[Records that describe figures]
--- begin ---

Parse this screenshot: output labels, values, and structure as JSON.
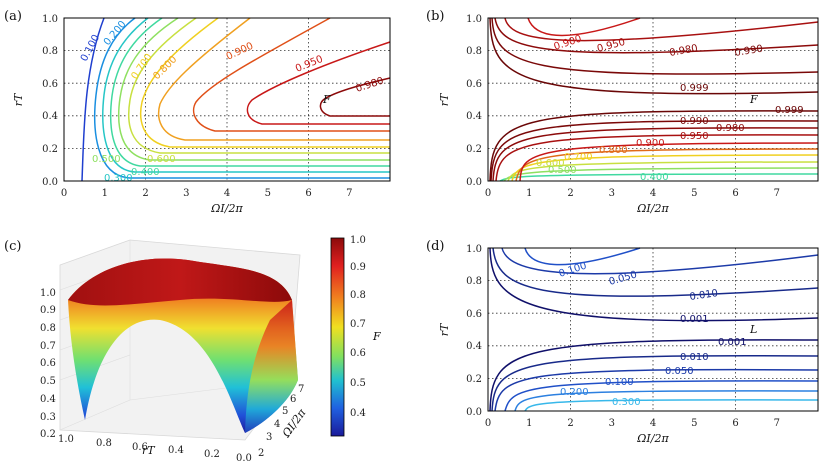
{
  "chart_data": [
    {
      "id": "a",
      "panel_label": "(a)",
      "type": "contour",
      "xlabel": "ΩI/2π",
      "ylabel": "rT",
      "xlim": [
        0,
        8
      ],
      "ylim": [
        0,
        1
      ],
      "xticks": [
        "0",
        "1",
        "2",
        "3",
        "4",
        "5",
        "6",
        "7"
      ],
      "yticks": [
        "0.0",
        "0.2",
        "0.4",
        "0.6",
        "0.8",
        "1.0"
      ],
      "annotation": "F",
      "grid": "dotted at x=2,4,6 and y=0.2,0.4,0.6,0.8",
      "levels": [
        {
          "value": "0.100",
          "color": "#1f3fcf"
        },
        {
          "value": "0.200",
          "color": "#1a8fe0"
        },
        {
          "value": "0.300",
          "color": "#26c6c6"
        },
        {
          "value": "0.400",
          "color": "#40d9a0"
        },
        {
          "value": "0.500",
          "color": "#8ee060"
        },
        {
          "value": "0.600",
          "color": "#c8e040"
        },
        {
          "value": "0.700",
          "color": "#f0d020"
        },
        {
          "value": "0.800",
          "color": "#f0a020"
        },
        {
          "value": "0.900",
          "color": "#e05018"
        },
        {
          "value": "0.950",
          "color": "#c81818"
        },
        {
          "value": "0.980",
          "color": "#8c0a0a"
        }
      ],
      "labels_shown": [
        "0.100",
        "0.200",
        "0.300",
        "0.400",
        "0.500",
        "0.600",
        "0.700",
        "0.800",
        "0.900",
        "0.950",
        "0.980"
      ]
    },
    {
      "id": "b",
      "panel_label": "(b)",
      "type": "contour",
      "xlabel": "ΩI/2π",
      "ylabel": "rT",
      "xlim": [
        0,
        8
      ],
      "ylim": [
        0,
        1
      ],
      "xticks": [
        "0",
        "1",
        "2",
        "3",
        "4",
        "5",
        "6",
        "7"
      ],
      "yticks": [
        "0.0",
        "0.2",
        "0.4",
        "0.6",
        "0.8",
        "1.0"
      ],
      "annotation": "F",
      "levels": [
        {
          "value": "0.400",
          "color": "#40d9a0"
        },
        {
          "value": "0.500",
          "color": "#8ee060"
        },
        {
          "value": "0.600",
          "color": "#c8e040"
        },
        {
          "value": "0.700",
          "color": "#f0d020"
        },
        {
          "value": "0.800",
          "color": "#e06a18"
        },
        {
          "value": "0.900",
          "color": "#c81818"
        },
        {
          "value": "0.950",
          "color": "#a81010"
        },
        {
          "value": "0.980",
          "color": "#8c0a0a"
        },
        {
          "value": "0.990",
          "color": "#7a0808"
        },
        {
          "value": "0.999",
          "color": "#6a0606"
        }
      ],
      "labels_top": [
        "0.900",
        "0.950",
        "0.980",
        "0.990",
        "0.999"
      ],
      "labels_bottom": [
        "0.999",
        "0.990",
        "0.980",
        "0.950",
        "0.900",
        "0.800",
        "0.700",
        "0.600",
        "0.500",
        "0.400"
      ]
    },
    {
      "id": "c",
      "panel_label": "(c)",
      "type": "surface",
      "zlabel": "F",
      "xlabel": "rT",
      "ylabel": "ΩI/2π",
      "zticks": [
        "0.2",
        "0.3",
        "0.4",
        "0.5",
        "0.6",
        "0.7",
        "0.8",
        "0.9",
        "1.0"
      ],
      "xticks": [
        "1.0",
        "0.8",
        "0.6",
        "0.4",
        "0.2",
        "0.0"
      ],
      "yticks": [
        "2",
        "3",
        "4",
        "5",
        "6",
        "7"
      ],
      "colorbar": {
        "ticks": [
          "1.0",
          "0.9",
          "0.8",
          "0.7",
          "0.6",
          "0.5",
          "0.4"
        ],
        "colors": [
          "#8c0a0a",
          "#e02020",
          "#f08020",
          "#f0e020",
          "#80e060",
          "#20c0d0",
          "#2060e0",
          "#1a1a9a"
        ]
      }
    },
    {
      "id": "d",
      "panel_label": "(d)",
      "type": "contour",
      "xlabel": "ΩI/2π",
      "ylabel": "rT",
      "xlim": [
        0,
        8
      ],
      "ylim": [
        0,
        1
      ],
      "xticks": [
        "0",
        "1",
        "2",
        "3",
        "4",
        "5",
        "6",
        "7"
      ],
      "yticks": [
        "0.0",
        "0.2",
        "0.4",
        "0.6",
        "0.8",
        "1.0"
      ],
      "annotation": "L",
      "levels": [
        {
          "value": "0.001",
          "color": "#10106a"
        },
        {
          "value": "0.010",
          "color": "#182a8a"
        },
        {
          "value": "0.050",
          "color": "#1c3aa8"
        },
        {
          "value": "0.100",
          "color": "#2050c8"
        },
        {
          "value": "0.200",
          "color": "#2c80e0"
        },
        {
          "value": "0.300",
          "color": "#38b8ea"
        }
      ],
      "labels_top": [
        "0.100",
        "0.050",
        "0.010",
        "0.001"
      ],
      "labels_bottom": [
        "0.001",
        "0.010",
        "0.050",
        "0.100",
        "0.200",
        "0.300"
      ]
    }
  ]
}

--- end ---

● Your task
Write out each line of the data exactly; the images should be left out.

● Result below
Parse this screenshot: output labels, values, and structure as JSON.
{
  "chart_data": [
    {
      "id": "a",
      "panel_label": "(a)",
      "type": "contour",
      "xlabel": "ΩI/2π",
      "ylabel": "rT",
      "xlim": [
        0,
        8
      ],
      "ylim": [
        0,
        1
      ],
      "xticks": [
        "0",
        "1",
        "2",
        "3",
        "4",
        "5",
        "6",
        "7"
      ],
      "yticks": [
        "0.0",
        "0.2",
        "0.4",
        "0.6",
        "0.8",
        "1.0"
      ],
      "annotation": "F",
      "grid": "dotted at x=2,4,6 and y=0.2,0.4,0.6,0.8",
      "levels": [
        {
          "value": "0.100",
          "color": "#1f3fcf"
        },
        {
          "value": "0.200",
          "color": "#1a8fe0"
        },
        {
          "value": "0.300",
          "color": "#26c6c6"
        },
        {
          "value": "0.400",
          "color": "#40d9a0"
        },
        {
          "value": "0.500",
          "color": "#8ee060"
        },
        {
          "value": "0.600",
          "color": "#c8e040"
        },
        {
          "value": "0.700",
          "color": "#f0d020"
        },
        {
          "value": "0.800",
          "color": "#f0a020"
        },
        {
          "value": "0.900",
          "color": "#e05018"
        },
        {
          "value": "0.950",
          "color": "#c81818"
        },
        {
          "value": "0.980",
          "color": "#8c0a0a"
        }
      ],
      "labels_shown": [
        "0.100",
        "0.200",
        "0.300",
        "0.400",
        "0.500",
        "0.600",
        "0.700",
        "0.800",
        "0.900",
        "0.950",
        "0.980"
      ]
    },
    {
      "id": "b",
      "panel_label": "(b)",
      "type": "contour",
      "xlabel": "ΩI/2π",
      "ylabel": "rT",
      "xlim": [
        0,
        8
      ],
      "ylim": [
        0,
        1
      ],
      "xticks": [
        "0",
        "1",
        "2",
        "3",
        "4",
        "5",
        "6",
        "7"
      ],
      "yticks": [
        "0.0",
        "0.2",
        "0.4",
        "0.6",
        "0.8",
        "1.0"
      ],
      "annotation": "F",
      "levels": [
        {
          "value": "0.400",
          "color": "#40d9a0"
        },
        {
          "value": "0.500",
          "color": "#8ee060"
        },
        {
          "value": "0.600",
          "color": "#c8e040"
        },
        {
          "value": "0.700",
          "color": "#f0d020"
        },
        {
          "value": "0.800",
          "color": "#e06a18"
        },
        {
          "value": "0.900",
          "color": "#c81818"
        },
        {
          "value": "0.950",
          "color": "#a81010"
        },
        {
          "value": "0.980",
          "color": "#8c0a0a"
        },
        {
          "value": "0.990",
          "color": "#7a0808"
        },
        {
          "value": "0.999",
          "color": "#6a0606"
        }
      ],
      "labels_top": [
        "0.900",
        "0.950",
        "0.980",
        "0.990",
        "0.999"
      ],
      "labels_bottom": [
        "0.999",
        "0.990",
        "0.980",
        "0.950",
        "0.900",
        "0.800",
        "0.700",
        "0.600",
        "0.500",
        "0.400"
      ]
    },
    {
      "id": "c",
      "panel_label": "(c)",
      "type": "surface",
      "zlabel": "F",
      "xlabel": "rT",
      "ylabel": "ΩI/2π",
      "zticks": [
        "0.2",
        "0.3",
        "0.4",
        "0.5",
        "0.6",
        "0.7",
        "0.8",
        "0.9",
        "1.0"
      ],
      "xticks": [
        "1.0",
        "0.8",
        "0.6",
        "0.4",
        "0.2",
        "0.0"
      ],
      "yticks": [
        "2",
        "3",
        "4",
        "5",
        "6",
        "7"
      ],
      "colorbar": {
        "ticks": [
          "1.0",
          "0.9",
          "0.8",
          "0.7",
          "0.6",
          "0.5",
          "0.4"
        ],
        "colors": [
          "#8c0a0a",
          "#e02020",
          "#f08020",
          "#f0e020",
          "#80e060",
          "#20c0d0",
          "#2060e0",
          "#1a1a9a"
        ]
      }
    },
    {
      "id": "d",
      "panel_label": "(d)",
      "type": "contour",
      "xlabel": "ΩI/2π",
      "ylabel": "rT",
      "xlim": [
        0,
        8
      ],
      "ylim": [
        0,
        1
      ],
      "xticks": [
        "0",
        "1",
        "2",
        "3",
        "4",
        "5",
        "6",
        "7"
      ],
      "yticks": [
        "0.0",
        "0.2",
        "0.4",
        "0.6",
        "0.8",
        "1.0"
      ],
      "annotation": "L",
      "levels": [
        {
          "value": "0.001",
          "color": "#10106a"
        },
        {
          "value": "0.010",
          "color": "#182a8a"
        },
        {
          "value": "0.050",
          "color": "#1c3aa8"
        },
        {
          "value": "0.100",
          "color": "#2050c8"
        },
        {
          "value": "0.200",
          "color": "#2c80e0"
        },
        {
          "value": "0.300",
          "color": "#38b8ea"
        }
      ],
      "labels_top": [
        "0.100",
        "0.050",
        "0.010",
        "0.001"
      ],
      "labels_bottom": [
        "0.001",
        "0.010",
        "0.050",
        "0.100",
        "0.200",
        "0.300"
      ]
    }
  ]
}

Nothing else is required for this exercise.